* [Requirement]:
Make an exact copy of the entries below.

* [Data excerpts]:

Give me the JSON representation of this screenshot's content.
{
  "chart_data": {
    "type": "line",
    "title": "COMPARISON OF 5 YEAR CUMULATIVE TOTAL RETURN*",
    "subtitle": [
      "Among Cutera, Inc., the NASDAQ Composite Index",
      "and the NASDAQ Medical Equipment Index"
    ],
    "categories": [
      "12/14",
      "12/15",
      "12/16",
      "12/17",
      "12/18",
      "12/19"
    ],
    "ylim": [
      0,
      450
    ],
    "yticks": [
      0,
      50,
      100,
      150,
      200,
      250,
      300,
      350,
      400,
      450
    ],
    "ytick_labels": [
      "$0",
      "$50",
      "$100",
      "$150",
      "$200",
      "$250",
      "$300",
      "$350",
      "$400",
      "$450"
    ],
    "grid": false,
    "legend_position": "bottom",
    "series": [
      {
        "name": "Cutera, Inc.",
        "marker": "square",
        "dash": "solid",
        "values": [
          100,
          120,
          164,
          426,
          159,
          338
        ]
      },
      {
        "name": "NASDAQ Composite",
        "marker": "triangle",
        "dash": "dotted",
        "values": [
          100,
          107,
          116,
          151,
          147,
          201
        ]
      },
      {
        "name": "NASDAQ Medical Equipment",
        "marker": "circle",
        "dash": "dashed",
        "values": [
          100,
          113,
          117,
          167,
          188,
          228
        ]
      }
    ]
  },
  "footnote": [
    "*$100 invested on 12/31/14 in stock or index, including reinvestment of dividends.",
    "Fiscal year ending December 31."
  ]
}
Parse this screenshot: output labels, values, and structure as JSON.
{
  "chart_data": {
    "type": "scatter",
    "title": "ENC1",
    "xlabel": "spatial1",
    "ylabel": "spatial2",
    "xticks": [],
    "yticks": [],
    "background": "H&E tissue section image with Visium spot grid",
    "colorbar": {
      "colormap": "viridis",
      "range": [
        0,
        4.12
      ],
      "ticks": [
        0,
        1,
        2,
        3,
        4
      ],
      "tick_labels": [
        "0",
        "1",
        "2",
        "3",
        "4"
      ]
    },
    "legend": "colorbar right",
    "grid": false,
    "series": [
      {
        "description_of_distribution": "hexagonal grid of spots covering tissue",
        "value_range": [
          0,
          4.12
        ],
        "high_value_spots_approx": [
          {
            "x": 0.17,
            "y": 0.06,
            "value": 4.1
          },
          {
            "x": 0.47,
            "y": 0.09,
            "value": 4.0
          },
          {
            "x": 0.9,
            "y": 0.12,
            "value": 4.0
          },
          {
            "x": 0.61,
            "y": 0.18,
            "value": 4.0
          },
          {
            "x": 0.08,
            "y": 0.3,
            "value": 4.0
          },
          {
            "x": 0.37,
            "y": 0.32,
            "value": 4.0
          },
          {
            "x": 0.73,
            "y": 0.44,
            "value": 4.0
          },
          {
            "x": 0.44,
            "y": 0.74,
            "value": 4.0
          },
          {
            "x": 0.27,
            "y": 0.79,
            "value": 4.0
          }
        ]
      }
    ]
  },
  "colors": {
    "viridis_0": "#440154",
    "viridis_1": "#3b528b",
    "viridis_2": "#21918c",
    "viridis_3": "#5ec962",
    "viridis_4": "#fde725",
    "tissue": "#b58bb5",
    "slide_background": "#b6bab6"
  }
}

* [Complete answer]:
Give me the JSON representation of this screenshot's content.
{
  "chart_data": {
    "type": "line",
    "title": "COMPARISON OF 5 YEAR CUMULATIVE TOTAL RETURN*",
    "subtitle": [
      "Among Cutera, Inc., the NASDAQ Composite Index",
      "and the NASDAQ Medical Equipment Index"
    ],
    "categories": [
      "12/14",
      "12/15",
      "12/16",
      "12/17",
      "12/18",
      "12/19"
    ],
    "ylim": [
      0,
      450
    ],
    "yticks": [
      0,
      50,
      100,
      150,
      200,
      250,
      300,
      350,
      400,
      450
    ],
    "ytick_labels": [
      "$0",
      "$50",
      "$100",
      "$150",
      "$200",
      "$250",
      "$300",
      "$350",
      "$400",
      "$450"
    ],
    "grid": false,
    "legend_position": "bottom",
    "series": [
      {
        "name": "Cutera, Inc.",
        "marker": "square",
        "dash": "solid",
        "values": [
          100,
          120,
          164,
          426,
          159,
          338
        ]
      },
      {
        "name": "NASDAQ Composite",
        "marker": "triangle",
        "dash": "dotted",
        "values": [
          100,
          107,
          116,
          151,
          147,
          201
        ]
      },
      {
        "name": "NASDAQ Medical Equipment",
        "marker": "circle",
        "dash": "dashed",
        "values": [
          100,
          113,
          117,
          167,
          188,
          228
        ]
      }
    ]
  },
  "footnote": [
    "*$100 invested on 12/31/14 in stock or index, including reinvestment of dividends.",
    "Fiscal year ending December 31."
  ]
}
Parse this screenshot: output labels, values, and structure as JSON.
{
  "chart_data": {
    "type": "scatter",
    "title": "ENC1",
    "xlabel": "spatial1",
    "ylabel": "spatial2",
    "xticks": [],
    "yticks": [],
    "background": "H&E tissue section image with Visium spot grid",
    "colorbar": {
      "colormap": "viridis",
      "range": [
        0,
        4.12
      ],
      "ticks": [
        0,
        1,
        2,
        3,
        4
      ],
      "tick_labels": [
        "0",
        "1",
        "2",
        "3",
        "4"
      ]
    },
    "legend": "colorbar right",
    "grid": false,
    "series": [
      {
        "description_of_distribution": "hexagonal grid of spots covering tissue",
        "value_range": [
          0,
          4.12
        ],
        "high_value_spots_approx": [
          {
            "x": 0.17,
            "y": 0.06,
            "value": 4.1
          },
          {
            "x": 0.47,
            "y": 0.09,
            "value": 4.0
          },
          {
            "x": 0.9,
            "y": 0.12,
            "value": 4.0
          },
          {
            "x": 0.61,
            "y": 0.18,
            "value": 4.0
          },
          {
            "x": 0.08,
            "y": 0.3,
            "value": 4.0
          },
          {
            "x": 0.37,
            "y": 0.32,
            "value": 4.0
          },
          {
            "x": 0.73,
            "y": 0.44,
            "value": 4.0
          },
          {
            "x": 0.44,
            "y": 0.74,
            "value": 4.0
          },
          {
            "x": 0.27,
            "y": 0.79,
            "value": 4.0
          }
        ]
      }
    ]
  },
  "colors": {
    "viridis_0": "#440154",
    "viridis_1": "#3b528b",
    "viridis_2": "#21918c",
    "viridis_3": "#5ec962",
    "viridis_4": "#fde725",
    "tissue": "#b58bb5",
    "slide_background": "#b6bab6"
  }
}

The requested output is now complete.